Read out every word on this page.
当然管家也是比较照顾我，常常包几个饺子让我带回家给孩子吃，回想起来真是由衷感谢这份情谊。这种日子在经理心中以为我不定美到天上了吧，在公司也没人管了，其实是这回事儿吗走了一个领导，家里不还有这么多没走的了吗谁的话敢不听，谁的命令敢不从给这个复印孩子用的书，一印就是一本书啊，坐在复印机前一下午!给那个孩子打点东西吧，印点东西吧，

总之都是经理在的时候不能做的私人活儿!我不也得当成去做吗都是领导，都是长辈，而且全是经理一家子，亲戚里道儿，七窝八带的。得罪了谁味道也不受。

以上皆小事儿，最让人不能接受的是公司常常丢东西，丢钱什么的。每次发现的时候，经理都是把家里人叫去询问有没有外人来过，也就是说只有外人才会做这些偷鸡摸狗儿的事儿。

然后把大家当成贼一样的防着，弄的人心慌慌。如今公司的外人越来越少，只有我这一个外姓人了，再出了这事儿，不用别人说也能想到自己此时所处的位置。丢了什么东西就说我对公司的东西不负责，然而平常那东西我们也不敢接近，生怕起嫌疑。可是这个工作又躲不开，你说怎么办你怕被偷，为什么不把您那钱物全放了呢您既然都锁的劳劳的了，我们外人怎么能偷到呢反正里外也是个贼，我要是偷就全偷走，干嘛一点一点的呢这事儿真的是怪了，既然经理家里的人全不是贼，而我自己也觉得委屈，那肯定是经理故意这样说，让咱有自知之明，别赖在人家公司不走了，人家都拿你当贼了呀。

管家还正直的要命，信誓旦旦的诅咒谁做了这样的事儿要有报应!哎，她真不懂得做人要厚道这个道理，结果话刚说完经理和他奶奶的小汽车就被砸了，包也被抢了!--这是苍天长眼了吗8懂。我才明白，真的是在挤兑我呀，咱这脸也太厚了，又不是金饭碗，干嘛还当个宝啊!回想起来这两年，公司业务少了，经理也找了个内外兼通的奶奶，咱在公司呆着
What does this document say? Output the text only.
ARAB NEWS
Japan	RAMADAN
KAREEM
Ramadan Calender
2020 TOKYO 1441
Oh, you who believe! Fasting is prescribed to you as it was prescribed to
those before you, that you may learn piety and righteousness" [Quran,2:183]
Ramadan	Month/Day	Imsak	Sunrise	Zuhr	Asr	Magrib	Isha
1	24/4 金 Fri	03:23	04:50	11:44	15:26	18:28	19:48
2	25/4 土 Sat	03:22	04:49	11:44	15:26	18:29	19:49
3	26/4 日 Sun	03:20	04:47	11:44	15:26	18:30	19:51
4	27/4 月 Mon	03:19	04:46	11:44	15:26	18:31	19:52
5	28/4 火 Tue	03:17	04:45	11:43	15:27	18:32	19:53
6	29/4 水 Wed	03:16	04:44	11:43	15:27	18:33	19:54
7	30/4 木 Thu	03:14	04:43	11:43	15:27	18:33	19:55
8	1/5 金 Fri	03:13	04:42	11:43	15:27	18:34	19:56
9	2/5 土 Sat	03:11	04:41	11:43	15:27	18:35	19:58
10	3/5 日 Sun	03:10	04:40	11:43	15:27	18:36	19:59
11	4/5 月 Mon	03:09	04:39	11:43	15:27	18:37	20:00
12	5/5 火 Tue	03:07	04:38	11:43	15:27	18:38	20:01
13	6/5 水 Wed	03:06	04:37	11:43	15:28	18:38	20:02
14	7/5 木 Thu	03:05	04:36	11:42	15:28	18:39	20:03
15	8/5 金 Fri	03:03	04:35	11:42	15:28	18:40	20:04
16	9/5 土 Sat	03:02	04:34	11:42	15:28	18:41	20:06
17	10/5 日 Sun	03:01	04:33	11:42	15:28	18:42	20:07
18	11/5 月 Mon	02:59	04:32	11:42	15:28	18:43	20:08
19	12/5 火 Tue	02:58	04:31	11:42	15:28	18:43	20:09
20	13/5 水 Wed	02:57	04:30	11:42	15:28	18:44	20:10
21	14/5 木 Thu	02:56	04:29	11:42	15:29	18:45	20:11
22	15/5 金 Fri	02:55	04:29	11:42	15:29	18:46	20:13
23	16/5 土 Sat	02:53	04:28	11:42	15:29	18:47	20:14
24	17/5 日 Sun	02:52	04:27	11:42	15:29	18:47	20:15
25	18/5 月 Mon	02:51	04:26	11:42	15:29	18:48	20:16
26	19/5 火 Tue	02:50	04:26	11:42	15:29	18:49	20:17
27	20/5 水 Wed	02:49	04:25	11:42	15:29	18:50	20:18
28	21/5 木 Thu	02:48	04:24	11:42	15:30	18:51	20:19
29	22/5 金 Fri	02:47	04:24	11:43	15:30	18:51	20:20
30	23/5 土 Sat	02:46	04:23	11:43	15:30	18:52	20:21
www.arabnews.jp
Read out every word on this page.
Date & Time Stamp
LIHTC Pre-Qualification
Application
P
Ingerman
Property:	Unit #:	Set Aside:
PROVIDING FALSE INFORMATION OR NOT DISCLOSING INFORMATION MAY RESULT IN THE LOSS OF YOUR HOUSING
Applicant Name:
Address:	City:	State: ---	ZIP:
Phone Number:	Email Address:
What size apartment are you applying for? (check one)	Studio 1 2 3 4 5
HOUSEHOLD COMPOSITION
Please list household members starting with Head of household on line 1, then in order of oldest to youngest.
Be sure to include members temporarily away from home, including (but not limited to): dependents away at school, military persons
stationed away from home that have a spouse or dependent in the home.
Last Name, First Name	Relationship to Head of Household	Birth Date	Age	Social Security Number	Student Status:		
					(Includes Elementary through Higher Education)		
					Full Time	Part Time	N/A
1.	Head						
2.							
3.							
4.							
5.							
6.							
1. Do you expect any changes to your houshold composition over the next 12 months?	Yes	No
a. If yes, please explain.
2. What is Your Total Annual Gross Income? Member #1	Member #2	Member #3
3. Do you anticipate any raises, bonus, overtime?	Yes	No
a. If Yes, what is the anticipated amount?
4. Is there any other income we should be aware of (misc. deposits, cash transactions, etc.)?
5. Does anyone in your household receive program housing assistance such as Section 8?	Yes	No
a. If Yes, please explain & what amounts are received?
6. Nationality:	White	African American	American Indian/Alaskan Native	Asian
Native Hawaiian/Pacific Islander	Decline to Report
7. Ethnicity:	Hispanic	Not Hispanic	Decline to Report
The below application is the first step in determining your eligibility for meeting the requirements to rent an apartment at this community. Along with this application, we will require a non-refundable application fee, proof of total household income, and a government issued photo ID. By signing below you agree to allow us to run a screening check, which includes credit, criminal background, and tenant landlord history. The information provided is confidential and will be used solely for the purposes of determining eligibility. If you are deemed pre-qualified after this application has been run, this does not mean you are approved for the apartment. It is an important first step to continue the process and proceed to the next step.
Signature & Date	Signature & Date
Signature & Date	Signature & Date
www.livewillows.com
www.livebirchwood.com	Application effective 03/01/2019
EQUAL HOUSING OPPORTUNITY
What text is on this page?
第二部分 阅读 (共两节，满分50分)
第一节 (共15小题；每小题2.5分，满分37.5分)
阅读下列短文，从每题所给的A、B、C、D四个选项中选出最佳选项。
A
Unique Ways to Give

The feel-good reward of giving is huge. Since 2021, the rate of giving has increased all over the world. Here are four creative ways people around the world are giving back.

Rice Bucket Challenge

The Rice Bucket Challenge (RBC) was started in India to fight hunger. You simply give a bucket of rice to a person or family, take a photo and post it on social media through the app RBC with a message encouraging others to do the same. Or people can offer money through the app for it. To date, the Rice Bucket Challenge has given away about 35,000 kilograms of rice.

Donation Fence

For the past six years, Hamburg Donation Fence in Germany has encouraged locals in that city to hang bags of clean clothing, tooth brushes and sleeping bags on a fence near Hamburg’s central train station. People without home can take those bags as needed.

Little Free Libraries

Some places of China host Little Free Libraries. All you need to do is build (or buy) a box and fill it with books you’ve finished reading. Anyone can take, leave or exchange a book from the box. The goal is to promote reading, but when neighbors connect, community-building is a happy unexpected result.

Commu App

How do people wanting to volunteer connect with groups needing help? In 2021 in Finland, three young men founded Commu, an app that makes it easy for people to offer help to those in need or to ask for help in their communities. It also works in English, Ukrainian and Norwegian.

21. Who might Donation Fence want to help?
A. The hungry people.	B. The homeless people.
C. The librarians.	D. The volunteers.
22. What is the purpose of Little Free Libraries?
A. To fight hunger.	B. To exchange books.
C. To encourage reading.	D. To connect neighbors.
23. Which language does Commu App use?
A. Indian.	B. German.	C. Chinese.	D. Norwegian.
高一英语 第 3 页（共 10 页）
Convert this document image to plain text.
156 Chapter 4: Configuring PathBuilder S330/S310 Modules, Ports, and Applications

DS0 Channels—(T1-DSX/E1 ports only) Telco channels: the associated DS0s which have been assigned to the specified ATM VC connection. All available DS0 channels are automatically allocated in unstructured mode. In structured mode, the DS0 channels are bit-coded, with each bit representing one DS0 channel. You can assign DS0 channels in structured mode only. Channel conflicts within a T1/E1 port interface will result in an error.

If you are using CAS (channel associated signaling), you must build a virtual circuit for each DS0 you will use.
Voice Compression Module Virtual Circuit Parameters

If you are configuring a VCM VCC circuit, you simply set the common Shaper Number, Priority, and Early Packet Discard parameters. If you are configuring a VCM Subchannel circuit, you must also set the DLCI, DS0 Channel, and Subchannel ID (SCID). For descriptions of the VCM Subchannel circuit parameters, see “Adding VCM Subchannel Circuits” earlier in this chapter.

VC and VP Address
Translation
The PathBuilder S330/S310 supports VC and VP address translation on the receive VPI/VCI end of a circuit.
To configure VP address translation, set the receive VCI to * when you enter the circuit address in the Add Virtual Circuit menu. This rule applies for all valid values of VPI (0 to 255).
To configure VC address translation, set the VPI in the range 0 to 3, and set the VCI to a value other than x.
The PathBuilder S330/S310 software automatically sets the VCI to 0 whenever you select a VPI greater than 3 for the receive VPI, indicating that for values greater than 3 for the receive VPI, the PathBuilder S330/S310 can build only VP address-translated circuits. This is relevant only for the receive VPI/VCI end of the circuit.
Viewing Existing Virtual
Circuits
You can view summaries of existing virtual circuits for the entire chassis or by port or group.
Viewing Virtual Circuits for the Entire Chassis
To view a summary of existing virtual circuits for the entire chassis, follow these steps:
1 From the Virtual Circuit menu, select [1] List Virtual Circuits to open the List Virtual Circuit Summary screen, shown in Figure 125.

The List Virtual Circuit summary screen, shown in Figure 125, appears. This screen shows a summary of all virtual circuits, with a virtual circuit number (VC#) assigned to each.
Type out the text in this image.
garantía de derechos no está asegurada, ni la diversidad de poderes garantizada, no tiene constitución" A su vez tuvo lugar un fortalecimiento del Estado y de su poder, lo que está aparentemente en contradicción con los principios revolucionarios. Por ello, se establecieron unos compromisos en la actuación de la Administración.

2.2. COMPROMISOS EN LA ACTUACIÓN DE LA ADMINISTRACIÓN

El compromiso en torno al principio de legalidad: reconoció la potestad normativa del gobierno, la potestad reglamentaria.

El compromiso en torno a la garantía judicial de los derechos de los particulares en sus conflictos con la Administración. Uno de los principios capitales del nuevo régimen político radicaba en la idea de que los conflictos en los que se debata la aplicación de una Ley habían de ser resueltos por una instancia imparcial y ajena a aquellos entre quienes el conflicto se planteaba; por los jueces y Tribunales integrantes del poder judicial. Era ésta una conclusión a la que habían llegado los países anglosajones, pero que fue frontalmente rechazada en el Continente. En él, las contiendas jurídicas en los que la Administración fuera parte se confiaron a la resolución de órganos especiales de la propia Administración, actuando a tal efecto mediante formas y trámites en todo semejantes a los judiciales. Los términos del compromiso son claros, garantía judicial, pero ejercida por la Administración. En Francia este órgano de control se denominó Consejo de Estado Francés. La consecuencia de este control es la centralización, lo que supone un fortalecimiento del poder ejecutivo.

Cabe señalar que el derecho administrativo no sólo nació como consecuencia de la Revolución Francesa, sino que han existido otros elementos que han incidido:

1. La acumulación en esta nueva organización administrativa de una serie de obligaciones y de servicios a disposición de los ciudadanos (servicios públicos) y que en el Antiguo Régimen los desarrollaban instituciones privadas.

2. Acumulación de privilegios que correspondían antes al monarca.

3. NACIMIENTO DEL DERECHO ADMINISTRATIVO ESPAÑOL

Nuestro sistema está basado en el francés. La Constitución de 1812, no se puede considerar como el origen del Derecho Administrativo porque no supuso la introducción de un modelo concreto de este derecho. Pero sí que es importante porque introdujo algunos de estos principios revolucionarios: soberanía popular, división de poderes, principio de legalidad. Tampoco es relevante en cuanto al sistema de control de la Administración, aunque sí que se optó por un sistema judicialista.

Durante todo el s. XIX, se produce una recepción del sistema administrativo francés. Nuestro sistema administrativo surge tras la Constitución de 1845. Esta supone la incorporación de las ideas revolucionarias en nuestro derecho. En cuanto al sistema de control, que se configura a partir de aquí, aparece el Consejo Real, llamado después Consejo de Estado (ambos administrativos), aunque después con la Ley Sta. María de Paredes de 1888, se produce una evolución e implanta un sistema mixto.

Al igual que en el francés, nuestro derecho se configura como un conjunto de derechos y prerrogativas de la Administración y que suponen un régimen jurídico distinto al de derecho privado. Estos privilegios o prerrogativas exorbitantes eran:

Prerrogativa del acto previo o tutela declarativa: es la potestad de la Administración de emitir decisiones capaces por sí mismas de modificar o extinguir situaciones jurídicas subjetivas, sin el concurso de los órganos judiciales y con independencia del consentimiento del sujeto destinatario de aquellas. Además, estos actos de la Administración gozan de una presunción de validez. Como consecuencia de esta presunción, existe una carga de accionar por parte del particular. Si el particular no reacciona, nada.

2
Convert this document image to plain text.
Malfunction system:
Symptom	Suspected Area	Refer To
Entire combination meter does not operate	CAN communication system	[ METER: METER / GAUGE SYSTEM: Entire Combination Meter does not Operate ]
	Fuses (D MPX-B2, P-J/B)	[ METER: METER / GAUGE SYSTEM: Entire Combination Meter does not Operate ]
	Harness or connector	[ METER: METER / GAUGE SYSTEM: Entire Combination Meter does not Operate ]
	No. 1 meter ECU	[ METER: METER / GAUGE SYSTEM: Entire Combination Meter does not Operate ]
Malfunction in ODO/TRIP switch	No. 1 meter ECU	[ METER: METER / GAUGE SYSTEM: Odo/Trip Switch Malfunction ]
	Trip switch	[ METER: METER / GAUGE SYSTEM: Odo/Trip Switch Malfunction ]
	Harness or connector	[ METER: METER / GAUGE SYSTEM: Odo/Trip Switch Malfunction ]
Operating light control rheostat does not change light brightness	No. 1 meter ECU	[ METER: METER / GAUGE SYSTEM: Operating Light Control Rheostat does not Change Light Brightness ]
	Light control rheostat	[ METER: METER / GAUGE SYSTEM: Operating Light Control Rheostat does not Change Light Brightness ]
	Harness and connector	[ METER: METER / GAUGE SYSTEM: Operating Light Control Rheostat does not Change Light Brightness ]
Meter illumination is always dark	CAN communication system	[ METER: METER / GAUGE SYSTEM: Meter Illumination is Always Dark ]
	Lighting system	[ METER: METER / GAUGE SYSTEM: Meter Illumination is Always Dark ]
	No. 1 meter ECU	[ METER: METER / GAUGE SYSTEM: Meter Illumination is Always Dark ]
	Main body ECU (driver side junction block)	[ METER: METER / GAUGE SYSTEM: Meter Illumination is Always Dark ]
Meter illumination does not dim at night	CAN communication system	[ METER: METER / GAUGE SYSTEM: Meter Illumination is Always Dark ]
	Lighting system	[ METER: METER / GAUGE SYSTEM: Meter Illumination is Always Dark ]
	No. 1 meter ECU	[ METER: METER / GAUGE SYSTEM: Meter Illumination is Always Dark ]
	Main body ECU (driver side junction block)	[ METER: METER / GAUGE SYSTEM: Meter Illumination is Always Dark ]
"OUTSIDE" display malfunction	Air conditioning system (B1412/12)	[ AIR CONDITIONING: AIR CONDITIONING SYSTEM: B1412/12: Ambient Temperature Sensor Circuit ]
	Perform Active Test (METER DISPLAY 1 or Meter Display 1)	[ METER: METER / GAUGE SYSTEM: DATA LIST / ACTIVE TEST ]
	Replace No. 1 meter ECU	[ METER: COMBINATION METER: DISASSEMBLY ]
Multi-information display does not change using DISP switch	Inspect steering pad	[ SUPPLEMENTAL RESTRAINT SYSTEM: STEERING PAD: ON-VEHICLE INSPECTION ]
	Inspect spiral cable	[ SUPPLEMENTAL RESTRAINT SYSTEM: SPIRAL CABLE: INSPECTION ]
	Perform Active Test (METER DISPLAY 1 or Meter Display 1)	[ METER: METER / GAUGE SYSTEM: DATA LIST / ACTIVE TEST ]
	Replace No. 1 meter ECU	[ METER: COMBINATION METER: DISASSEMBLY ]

|---|

[TASK GOAL] Filter for "INSPECTION". Return all lines that hold it.

[FINAL RESULT]
Multi-information display does not change using DISP switch	Inspect steering pad	[ SUPPLEMENTAL RESTRAINT SYSTEM: STEERING PAD: ON-VEHICLE INSPECTION ]
	Inspect spiral cable	[ SUPPLEMENTAL RESTRAINT SYSTEM: SPIRAL CABLE: INSPECTION ]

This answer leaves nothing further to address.